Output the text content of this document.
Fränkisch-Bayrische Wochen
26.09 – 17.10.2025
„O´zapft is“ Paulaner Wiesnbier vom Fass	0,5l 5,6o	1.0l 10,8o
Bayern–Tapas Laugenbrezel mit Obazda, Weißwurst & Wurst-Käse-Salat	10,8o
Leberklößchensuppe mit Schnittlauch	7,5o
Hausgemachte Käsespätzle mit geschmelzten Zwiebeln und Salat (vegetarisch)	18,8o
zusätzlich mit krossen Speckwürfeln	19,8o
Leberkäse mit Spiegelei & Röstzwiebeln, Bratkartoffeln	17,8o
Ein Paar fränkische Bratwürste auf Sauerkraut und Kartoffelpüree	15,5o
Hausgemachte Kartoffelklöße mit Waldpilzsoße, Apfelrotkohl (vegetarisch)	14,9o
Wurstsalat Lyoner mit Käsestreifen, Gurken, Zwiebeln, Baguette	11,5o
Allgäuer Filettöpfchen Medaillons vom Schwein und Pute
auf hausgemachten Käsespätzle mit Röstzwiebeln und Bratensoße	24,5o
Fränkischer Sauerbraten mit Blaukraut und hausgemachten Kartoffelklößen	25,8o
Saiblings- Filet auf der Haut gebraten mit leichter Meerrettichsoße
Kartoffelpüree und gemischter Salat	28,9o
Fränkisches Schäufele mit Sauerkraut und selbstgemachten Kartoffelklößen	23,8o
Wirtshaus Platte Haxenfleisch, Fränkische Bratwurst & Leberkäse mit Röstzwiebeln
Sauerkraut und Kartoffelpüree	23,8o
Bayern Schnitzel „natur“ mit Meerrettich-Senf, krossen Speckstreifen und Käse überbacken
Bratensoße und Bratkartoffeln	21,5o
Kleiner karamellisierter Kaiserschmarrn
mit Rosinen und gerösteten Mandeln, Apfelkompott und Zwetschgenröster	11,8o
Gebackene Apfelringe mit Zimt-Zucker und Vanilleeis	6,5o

> Exercise:
Copy out every line of the data that includes the word "Leberkäse".

> Solution to the exercise:
Leberkäse mit Spiegelei & Röstzwiebeln, Bratkartoffeln	17,8o
Wirtshaus Platte Haxenfleisch, Fränkische Bratwurst & Leberkäse mit Röstzwiebeln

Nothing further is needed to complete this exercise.